### What is required
Check each line below for the word "screenshot", and copy those that have it.

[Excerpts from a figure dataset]

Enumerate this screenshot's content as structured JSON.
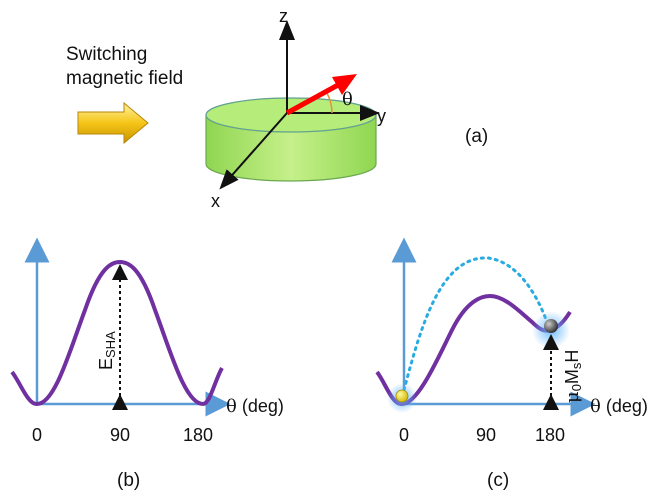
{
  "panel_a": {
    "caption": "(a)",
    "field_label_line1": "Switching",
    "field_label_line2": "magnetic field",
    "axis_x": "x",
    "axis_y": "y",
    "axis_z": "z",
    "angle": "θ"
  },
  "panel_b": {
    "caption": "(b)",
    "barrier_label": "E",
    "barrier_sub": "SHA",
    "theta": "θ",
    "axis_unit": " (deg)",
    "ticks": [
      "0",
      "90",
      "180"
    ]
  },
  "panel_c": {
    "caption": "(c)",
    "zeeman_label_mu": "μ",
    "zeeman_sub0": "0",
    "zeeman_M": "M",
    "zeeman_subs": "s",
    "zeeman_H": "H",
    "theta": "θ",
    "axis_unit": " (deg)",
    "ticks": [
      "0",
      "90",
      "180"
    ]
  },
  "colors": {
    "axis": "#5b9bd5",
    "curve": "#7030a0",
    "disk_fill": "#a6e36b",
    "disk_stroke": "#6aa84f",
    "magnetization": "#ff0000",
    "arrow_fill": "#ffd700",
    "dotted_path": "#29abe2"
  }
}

...

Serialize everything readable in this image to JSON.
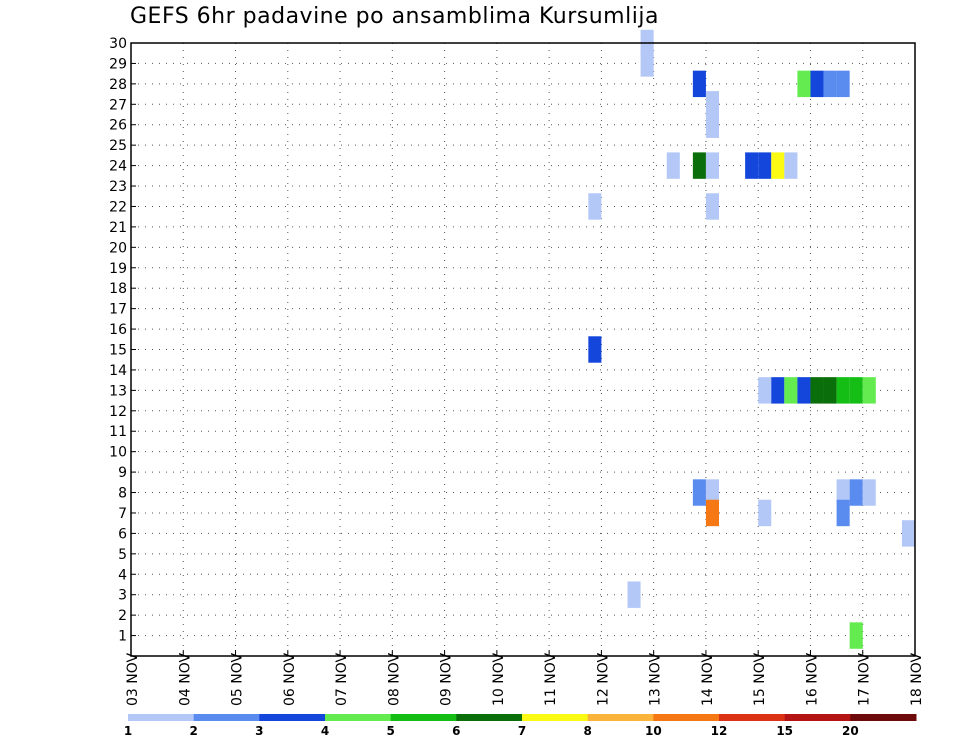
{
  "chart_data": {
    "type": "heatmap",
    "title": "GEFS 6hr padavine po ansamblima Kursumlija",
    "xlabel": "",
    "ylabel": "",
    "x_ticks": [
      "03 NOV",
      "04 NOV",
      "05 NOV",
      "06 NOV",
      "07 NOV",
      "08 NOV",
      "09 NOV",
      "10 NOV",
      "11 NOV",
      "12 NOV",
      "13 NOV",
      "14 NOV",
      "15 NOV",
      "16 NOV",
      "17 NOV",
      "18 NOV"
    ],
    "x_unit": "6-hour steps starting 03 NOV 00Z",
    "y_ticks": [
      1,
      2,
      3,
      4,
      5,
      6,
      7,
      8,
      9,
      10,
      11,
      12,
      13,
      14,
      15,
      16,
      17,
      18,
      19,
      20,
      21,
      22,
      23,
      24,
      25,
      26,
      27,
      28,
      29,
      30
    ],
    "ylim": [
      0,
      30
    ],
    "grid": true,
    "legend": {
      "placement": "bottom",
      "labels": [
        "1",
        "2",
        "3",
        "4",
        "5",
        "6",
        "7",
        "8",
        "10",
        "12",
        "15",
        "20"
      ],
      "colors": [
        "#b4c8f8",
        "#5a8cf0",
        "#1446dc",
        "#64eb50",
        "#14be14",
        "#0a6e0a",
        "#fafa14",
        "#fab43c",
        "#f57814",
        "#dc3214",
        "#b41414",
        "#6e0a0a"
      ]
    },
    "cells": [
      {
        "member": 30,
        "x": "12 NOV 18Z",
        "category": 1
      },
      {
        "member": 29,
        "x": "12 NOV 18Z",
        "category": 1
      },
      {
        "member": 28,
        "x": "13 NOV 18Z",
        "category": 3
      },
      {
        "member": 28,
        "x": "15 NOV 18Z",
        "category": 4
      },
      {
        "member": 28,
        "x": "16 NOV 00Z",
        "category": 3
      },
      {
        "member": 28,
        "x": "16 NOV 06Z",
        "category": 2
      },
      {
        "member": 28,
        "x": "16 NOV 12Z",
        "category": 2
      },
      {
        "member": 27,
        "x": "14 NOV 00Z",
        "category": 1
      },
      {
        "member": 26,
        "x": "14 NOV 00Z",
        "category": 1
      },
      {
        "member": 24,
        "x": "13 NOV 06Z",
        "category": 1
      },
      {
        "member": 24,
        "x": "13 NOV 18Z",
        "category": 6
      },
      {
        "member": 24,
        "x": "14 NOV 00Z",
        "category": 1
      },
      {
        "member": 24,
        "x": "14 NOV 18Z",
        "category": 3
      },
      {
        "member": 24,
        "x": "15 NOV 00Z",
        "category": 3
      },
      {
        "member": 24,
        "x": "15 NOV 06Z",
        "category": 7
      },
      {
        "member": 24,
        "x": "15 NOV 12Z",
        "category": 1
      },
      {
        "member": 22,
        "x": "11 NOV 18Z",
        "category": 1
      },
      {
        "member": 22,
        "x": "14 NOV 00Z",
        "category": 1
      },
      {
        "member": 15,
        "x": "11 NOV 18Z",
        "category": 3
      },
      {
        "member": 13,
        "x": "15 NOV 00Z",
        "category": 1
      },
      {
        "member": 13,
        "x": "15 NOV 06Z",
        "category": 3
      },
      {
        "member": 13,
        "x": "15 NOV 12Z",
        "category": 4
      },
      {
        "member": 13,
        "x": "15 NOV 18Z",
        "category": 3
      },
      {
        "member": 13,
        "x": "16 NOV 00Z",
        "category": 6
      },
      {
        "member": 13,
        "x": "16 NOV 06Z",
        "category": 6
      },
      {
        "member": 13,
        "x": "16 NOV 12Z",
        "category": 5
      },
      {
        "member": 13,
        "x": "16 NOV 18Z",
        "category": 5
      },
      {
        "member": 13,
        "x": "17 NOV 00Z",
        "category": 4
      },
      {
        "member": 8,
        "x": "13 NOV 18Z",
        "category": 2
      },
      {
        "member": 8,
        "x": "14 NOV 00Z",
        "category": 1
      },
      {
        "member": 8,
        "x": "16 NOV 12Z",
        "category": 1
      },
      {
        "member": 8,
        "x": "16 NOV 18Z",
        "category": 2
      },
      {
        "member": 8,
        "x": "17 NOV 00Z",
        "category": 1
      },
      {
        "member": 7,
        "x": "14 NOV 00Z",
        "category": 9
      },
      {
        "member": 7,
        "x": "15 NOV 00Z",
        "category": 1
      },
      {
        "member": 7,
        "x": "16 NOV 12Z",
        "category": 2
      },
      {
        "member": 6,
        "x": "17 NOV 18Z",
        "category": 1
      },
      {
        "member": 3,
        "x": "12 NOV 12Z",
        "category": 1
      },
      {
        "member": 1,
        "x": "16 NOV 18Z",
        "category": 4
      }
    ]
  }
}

* * *

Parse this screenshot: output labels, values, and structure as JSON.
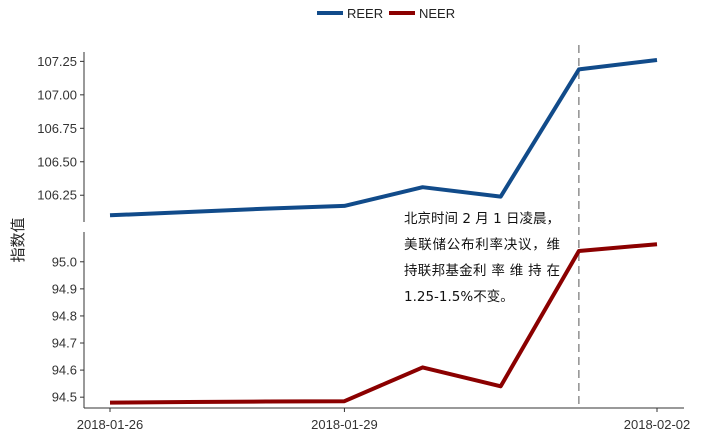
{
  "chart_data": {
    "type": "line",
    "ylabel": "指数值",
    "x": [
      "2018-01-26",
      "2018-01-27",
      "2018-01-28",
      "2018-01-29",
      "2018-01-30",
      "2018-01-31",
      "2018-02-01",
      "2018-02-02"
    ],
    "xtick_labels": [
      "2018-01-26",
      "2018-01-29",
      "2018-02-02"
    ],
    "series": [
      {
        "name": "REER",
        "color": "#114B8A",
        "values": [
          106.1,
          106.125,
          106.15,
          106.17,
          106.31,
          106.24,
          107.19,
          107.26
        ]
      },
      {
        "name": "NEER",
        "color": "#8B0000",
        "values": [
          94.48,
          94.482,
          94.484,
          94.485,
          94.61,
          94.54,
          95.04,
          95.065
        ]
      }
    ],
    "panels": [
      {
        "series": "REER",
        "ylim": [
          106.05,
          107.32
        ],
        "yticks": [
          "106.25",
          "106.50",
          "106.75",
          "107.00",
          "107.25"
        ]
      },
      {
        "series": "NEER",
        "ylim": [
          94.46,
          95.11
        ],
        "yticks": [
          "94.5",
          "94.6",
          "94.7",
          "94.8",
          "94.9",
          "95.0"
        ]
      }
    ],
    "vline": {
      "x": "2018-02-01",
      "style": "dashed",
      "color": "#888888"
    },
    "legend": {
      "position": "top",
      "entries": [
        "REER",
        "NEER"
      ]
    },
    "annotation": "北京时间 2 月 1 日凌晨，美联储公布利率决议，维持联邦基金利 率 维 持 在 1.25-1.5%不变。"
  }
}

### Exercise answer
Enumerate this screenshot's content as structured JSON.
Parse this screenshot: output labels, values, and structure as JSON.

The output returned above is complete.